- Short problem
Look for "inner" in each line of the entries, and return the matching lines.

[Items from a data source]
══════
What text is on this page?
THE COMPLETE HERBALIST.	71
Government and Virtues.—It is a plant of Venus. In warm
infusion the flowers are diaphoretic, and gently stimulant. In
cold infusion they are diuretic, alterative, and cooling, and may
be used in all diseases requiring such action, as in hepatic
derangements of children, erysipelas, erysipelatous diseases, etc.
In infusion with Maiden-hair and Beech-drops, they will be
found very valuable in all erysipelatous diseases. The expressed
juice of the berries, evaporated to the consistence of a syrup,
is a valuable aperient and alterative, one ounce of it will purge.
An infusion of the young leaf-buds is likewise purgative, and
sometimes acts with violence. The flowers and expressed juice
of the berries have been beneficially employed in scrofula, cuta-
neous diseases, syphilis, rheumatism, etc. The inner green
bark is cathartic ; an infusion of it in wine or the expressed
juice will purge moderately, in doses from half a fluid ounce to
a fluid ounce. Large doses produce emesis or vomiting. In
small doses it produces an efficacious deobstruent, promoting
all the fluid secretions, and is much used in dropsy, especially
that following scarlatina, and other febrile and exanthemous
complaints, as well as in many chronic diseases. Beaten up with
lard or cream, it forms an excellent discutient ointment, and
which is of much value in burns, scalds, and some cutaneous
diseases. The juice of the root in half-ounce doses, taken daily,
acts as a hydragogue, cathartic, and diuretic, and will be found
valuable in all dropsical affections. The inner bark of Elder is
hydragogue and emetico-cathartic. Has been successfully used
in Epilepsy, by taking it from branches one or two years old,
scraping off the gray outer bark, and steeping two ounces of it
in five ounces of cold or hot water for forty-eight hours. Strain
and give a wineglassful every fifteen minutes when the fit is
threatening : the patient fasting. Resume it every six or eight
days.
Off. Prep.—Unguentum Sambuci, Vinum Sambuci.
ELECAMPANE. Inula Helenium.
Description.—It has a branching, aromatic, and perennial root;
══════
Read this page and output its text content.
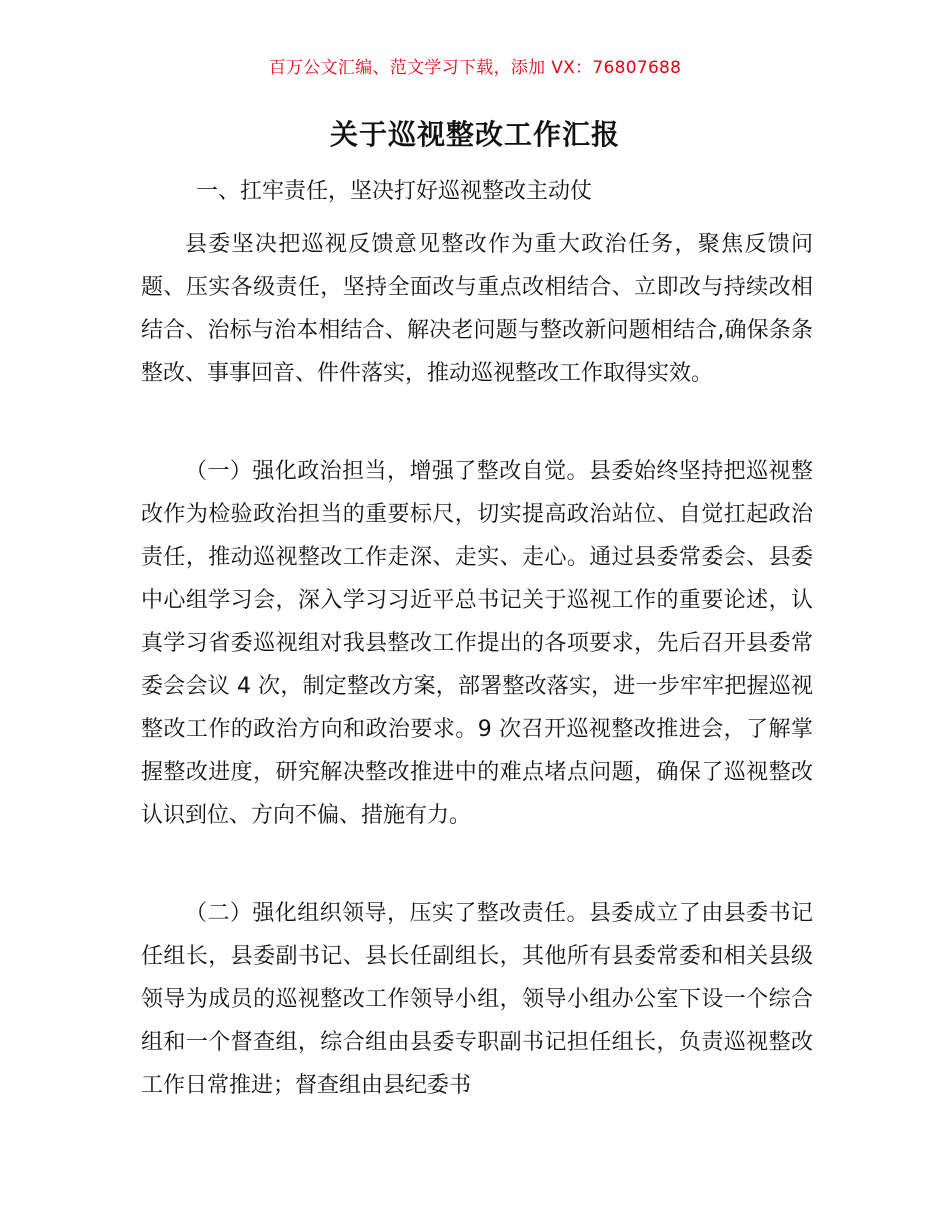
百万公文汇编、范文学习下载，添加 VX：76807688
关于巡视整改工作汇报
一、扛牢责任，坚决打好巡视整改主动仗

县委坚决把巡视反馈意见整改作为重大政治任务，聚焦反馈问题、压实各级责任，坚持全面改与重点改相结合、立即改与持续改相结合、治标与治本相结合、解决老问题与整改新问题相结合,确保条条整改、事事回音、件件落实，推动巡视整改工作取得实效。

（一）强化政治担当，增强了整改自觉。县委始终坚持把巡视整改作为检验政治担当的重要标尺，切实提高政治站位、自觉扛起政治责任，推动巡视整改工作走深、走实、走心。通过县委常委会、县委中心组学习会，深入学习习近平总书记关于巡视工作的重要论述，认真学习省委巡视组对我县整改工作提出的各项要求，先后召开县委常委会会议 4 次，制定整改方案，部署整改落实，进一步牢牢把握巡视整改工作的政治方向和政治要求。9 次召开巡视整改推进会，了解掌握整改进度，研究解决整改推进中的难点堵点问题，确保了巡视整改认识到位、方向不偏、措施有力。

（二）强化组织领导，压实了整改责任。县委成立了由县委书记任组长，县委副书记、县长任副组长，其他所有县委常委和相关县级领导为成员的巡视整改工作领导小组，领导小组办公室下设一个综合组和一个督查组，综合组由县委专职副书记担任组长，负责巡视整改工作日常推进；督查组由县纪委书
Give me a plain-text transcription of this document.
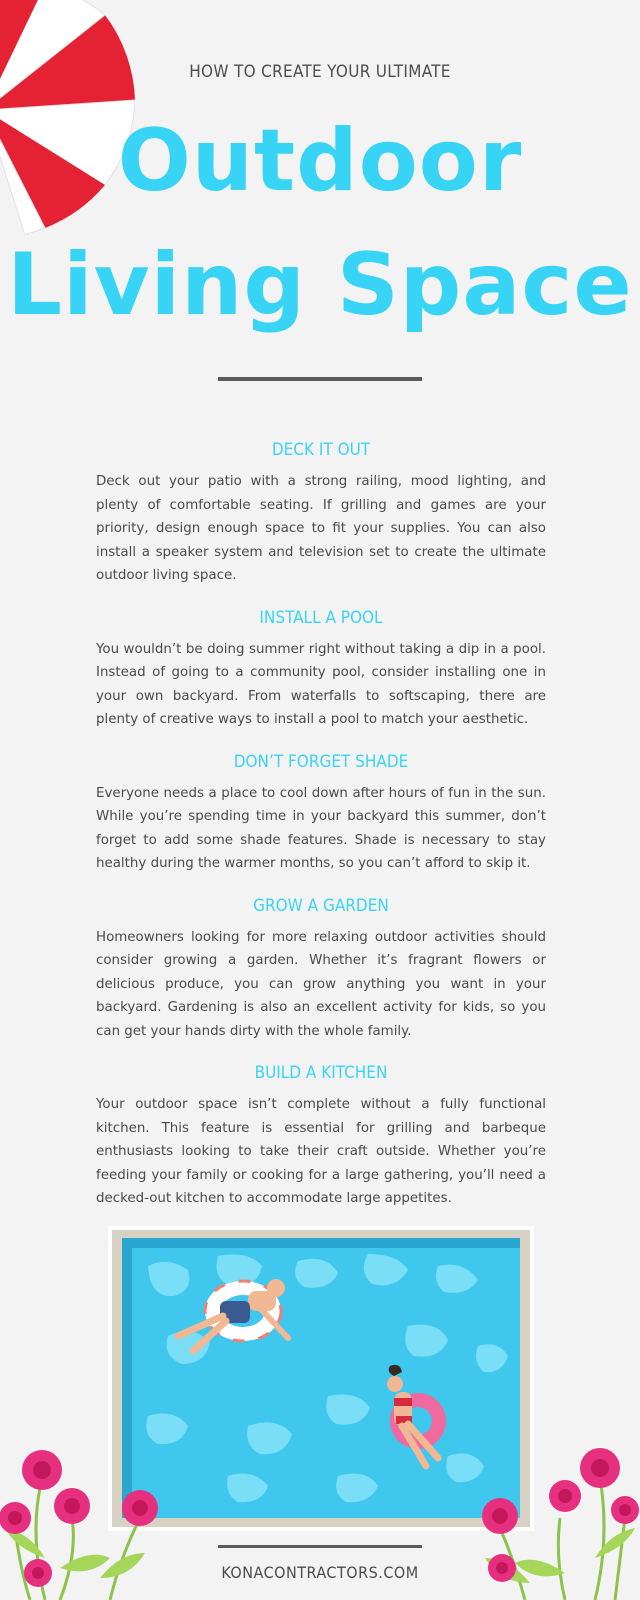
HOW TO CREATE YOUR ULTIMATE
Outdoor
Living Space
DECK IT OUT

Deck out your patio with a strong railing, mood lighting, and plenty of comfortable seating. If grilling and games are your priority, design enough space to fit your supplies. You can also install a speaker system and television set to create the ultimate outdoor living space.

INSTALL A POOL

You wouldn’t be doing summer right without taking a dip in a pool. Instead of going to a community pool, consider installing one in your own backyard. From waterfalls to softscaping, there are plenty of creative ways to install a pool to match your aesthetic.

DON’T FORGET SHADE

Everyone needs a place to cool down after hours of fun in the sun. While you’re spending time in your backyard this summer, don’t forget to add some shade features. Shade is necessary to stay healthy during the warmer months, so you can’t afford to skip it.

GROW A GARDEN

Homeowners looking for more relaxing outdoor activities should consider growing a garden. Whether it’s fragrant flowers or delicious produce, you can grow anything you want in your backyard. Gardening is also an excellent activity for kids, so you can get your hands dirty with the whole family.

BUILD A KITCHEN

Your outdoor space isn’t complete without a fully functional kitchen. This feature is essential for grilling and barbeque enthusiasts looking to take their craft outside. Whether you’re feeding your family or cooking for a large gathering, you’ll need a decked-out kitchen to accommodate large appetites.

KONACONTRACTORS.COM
══════
- The response
neous diseases, syphilis, rheumatism, etc. The inner green
valuable in all dropsical affections. The inner bark of Elder is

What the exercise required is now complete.